==== Given entries

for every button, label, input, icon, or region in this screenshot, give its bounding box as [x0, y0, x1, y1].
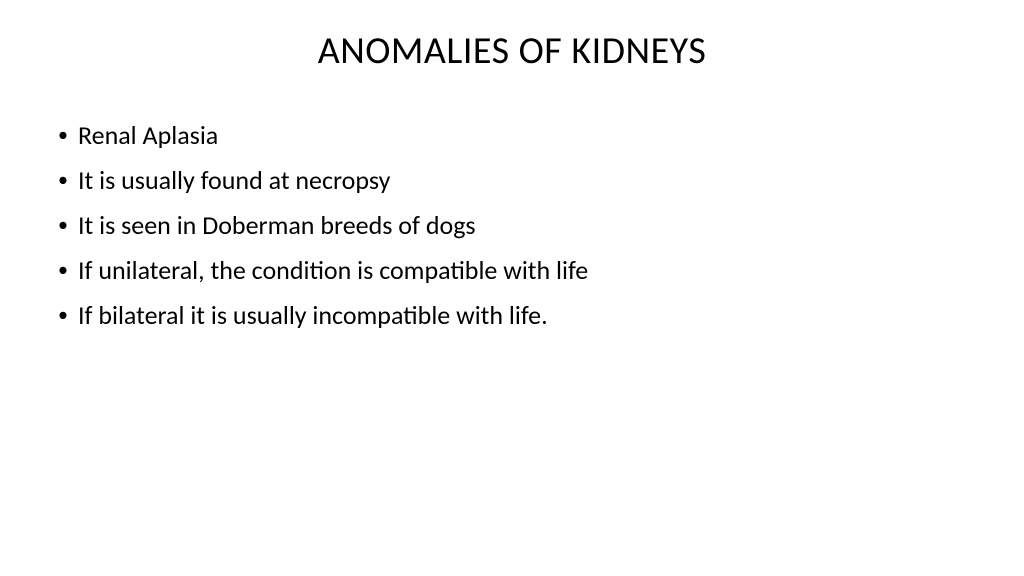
slide-title: ANOMALIES OF KIDNEYS: [0, 0, 1024, 74]
bullet-icon: •: [58, 251, 68, 289]
bullet-text: If unilateral, the condition is compatib…: [78, 251, 1024, 290]
list-item: • If unilateral, the condition is compat…: [58, 251, 1024, 290]
bullet-text: If bilateral it is usually incompatible …: [78, 296, 1024, 335]
bullet-text: It is usually found at necropsy: [78, 161, 1024, 200]
list-item: • Renal Aplasia: [58, 116, 1024, 155]
bullet-text: It is seen in Doberman breeds of dogs: [78, 206, 1024, 245]
bullet-icon: •: [58, 161, 68, 199]
list-item: • It is usually found at necropsy: [58, 161, 1024, 200]
list-item: • It is seen in Doberman breeds of dogs: [58, 206, 1024, 245]
list-item: • If bilateral it is usually incompatibl…: [58, 296, 1024, 335]
slide-content: • Renal Aplasia • It is usually found at…: [0, 74, 1024, 335]
bullet-icon: •: [58, 206, 68, 244]
bullet-icon: •: [58, 296, 68, 334]
bullet-text: Renal Aplasia: [78, 116, 1024, 155]
bullet-icon: •: [58, 116, 68, 154]
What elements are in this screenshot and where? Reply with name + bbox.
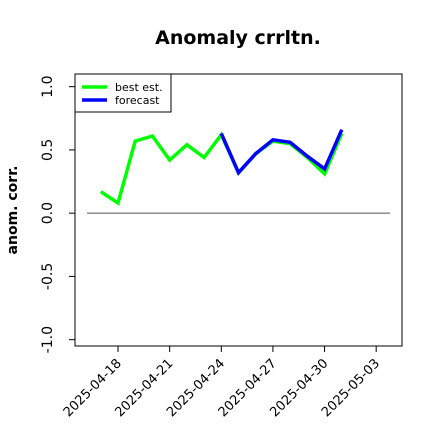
y-tick-label: 0.0 [40,202,56,224]
legend-label: best est. [115,81,163,94]
y-tick-label: 0.5 [40,139,56,161]
y-axis-label: anom. corr. [5,166,21,255]
legend: best est.forecast [74,73,172,113]
x-axis: 2025-04-182025-04-212025-04-242025-04-27… [61,346,383,420]
y-axis: -1.0 -0.5 0.0 0.5 1.0 [40,76,75,353]
y-tick-label: -1.0 [40,326,56,353]
series-line-forecast [219,128,344,176]
legend-label: forecast [115,94,160,107]
series-group [99,128,344,206]
chart-title: Anomaly crrltn. [155,27,321,49]
legend-box [74,73,172,113]
y-tick-label: 1.0 [40,76,56,98]
y-tick-label: -0.5 [40,263,56,290]
plot-frame [74,73,403,347]
series-line-best-est [99,131,344,206]
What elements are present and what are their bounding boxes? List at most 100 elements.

========

What is required
Pick out each line from the entries above that contains the word "necropsy", and copy those lines. Case must match.

Complete response
bullet-text: It is usually found at necropsy: [78, 161, 1024, 200]
list-item: • It is usually found at necropsy: [58, 161, 1024, 200]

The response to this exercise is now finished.